(Challenge) Your task is to filter the data below down to the lines holding "base".
▬▬▬▬▬▬
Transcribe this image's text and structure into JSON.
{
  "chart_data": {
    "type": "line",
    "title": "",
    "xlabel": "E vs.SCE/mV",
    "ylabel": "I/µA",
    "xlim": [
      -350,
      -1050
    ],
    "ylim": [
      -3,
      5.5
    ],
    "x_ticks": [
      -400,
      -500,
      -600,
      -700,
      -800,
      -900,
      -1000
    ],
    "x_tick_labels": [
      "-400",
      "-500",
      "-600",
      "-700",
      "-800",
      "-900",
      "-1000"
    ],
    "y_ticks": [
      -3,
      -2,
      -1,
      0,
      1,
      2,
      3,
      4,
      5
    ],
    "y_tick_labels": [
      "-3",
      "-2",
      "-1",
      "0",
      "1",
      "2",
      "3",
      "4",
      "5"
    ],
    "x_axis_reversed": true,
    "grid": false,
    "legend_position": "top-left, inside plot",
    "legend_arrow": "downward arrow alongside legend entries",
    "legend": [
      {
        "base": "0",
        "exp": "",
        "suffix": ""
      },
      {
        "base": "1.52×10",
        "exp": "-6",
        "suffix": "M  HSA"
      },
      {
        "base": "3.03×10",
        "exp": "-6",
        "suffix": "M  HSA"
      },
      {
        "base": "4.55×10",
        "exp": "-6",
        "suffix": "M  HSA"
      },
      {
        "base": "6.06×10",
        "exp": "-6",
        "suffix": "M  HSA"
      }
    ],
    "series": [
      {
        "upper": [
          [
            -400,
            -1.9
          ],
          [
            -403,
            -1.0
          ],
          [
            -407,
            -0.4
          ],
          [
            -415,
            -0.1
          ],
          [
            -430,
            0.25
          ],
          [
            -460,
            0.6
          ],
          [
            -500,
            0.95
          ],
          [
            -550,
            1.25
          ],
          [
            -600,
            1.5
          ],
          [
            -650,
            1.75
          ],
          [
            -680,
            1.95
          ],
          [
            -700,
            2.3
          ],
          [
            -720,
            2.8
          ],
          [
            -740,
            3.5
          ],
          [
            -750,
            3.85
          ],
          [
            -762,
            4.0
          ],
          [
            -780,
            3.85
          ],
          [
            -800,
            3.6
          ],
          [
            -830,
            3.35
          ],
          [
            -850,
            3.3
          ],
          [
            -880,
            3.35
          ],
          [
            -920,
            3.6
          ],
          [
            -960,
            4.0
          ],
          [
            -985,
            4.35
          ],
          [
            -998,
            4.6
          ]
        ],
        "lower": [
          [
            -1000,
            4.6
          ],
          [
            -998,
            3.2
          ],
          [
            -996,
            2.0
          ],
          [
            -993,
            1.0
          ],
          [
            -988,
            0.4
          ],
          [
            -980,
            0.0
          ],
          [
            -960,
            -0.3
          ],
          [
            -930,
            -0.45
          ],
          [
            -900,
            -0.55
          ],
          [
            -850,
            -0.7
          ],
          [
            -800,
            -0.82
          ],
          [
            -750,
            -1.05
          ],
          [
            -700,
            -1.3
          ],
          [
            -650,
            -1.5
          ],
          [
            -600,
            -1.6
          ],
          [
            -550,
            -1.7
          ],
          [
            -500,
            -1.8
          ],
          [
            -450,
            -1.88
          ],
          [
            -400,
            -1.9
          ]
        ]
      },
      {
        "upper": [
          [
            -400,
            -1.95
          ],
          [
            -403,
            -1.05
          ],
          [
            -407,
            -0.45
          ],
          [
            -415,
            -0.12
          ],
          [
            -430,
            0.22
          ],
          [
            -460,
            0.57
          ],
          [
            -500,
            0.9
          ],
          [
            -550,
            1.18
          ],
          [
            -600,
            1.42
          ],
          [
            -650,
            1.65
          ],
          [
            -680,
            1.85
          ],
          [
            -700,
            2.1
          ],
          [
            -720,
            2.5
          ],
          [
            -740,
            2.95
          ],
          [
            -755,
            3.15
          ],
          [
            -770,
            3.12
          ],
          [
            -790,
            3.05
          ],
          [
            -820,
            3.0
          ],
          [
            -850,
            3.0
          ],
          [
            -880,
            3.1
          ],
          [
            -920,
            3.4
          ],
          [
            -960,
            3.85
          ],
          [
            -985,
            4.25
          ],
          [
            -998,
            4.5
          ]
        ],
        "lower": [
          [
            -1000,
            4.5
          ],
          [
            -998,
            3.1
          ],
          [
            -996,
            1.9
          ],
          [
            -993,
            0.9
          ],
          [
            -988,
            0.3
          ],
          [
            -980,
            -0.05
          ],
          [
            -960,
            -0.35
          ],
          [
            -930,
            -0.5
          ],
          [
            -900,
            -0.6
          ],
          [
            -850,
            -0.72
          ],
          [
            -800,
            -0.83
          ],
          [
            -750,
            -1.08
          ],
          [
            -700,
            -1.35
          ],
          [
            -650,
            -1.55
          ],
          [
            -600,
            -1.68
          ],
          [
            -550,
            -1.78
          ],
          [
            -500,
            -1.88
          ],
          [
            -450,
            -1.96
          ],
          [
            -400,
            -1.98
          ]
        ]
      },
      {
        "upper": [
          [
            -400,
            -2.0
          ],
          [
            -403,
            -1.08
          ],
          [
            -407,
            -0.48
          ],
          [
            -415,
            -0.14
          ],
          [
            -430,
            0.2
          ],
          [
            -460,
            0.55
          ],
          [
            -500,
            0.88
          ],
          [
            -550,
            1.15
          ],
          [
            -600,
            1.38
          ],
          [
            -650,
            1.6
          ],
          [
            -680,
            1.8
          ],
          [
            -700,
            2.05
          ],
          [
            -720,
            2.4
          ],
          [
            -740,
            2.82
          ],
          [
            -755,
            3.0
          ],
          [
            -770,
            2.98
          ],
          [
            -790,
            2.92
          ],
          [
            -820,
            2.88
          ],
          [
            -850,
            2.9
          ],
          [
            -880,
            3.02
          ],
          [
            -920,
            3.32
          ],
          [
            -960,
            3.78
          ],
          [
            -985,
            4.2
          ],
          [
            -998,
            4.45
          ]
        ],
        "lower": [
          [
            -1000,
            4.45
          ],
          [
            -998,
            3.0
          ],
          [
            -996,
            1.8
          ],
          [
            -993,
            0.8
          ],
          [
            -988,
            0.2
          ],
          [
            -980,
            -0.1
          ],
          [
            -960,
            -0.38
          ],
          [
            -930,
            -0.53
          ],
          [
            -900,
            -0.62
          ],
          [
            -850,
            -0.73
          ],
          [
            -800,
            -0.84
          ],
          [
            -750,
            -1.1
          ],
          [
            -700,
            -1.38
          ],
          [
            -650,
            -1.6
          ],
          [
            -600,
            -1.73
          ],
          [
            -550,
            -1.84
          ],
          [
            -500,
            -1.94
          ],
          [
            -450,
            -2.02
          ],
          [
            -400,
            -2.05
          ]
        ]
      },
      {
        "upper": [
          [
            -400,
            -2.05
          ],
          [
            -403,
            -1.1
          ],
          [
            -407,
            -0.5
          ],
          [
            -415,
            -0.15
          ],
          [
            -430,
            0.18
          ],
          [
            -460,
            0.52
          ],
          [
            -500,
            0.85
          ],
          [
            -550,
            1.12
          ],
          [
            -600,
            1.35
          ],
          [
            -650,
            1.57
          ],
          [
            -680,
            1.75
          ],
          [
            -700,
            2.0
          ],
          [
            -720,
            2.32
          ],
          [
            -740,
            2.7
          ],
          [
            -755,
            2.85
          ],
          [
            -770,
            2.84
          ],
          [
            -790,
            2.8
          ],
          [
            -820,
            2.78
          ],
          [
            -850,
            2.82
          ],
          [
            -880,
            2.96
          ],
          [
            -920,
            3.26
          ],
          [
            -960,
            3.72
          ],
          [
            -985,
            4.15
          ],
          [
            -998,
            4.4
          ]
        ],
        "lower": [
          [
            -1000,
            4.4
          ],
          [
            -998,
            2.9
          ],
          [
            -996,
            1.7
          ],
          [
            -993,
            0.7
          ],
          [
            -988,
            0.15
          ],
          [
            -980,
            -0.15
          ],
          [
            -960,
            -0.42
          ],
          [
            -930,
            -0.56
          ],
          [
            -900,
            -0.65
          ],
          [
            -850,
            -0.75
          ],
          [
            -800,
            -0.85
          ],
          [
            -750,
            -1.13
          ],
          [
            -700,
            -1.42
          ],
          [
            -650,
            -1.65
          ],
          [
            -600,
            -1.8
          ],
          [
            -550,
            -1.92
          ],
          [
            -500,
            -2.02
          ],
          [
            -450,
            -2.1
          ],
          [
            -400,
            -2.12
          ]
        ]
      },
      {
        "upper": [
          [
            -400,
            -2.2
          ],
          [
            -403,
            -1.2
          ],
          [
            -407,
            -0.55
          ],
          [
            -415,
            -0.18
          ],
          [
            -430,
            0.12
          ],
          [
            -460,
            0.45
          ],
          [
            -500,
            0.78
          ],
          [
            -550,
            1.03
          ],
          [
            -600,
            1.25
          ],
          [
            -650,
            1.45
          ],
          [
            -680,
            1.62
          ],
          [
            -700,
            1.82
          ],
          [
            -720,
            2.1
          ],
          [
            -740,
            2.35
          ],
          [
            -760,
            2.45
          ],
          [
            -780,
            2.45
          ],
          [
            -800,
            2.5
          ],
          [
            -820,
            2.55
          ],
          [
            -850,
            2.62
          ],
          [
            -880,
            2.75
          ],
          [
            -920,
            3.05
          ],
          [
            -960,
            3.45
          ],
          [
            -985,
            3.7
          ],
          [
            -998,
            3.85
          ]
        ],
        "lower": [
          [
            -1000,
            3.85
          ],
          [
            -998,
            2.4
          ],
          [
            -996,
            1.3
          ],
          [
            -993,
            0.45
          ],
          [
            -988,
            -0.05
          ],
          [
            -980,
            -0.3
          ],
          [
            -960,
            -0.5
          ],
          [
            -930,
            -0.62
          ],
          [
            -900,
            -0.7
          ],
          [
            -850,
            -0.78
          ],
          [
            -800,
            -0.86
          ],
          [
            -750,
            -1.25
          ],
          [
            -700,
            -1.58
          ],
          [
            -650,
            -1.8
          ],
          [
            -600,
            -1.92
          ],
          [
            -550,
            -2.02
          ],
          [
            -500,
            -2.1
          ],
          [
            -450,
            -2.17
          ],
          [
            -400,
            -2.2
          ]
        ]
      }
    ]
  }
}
▬▬▬▬▬▬
(Response to this task)
        "base": "0",
        "base": "1.52×10",
        "base": "3.03×10",
        "base": "4.55×10",
        "base": "6.06×10",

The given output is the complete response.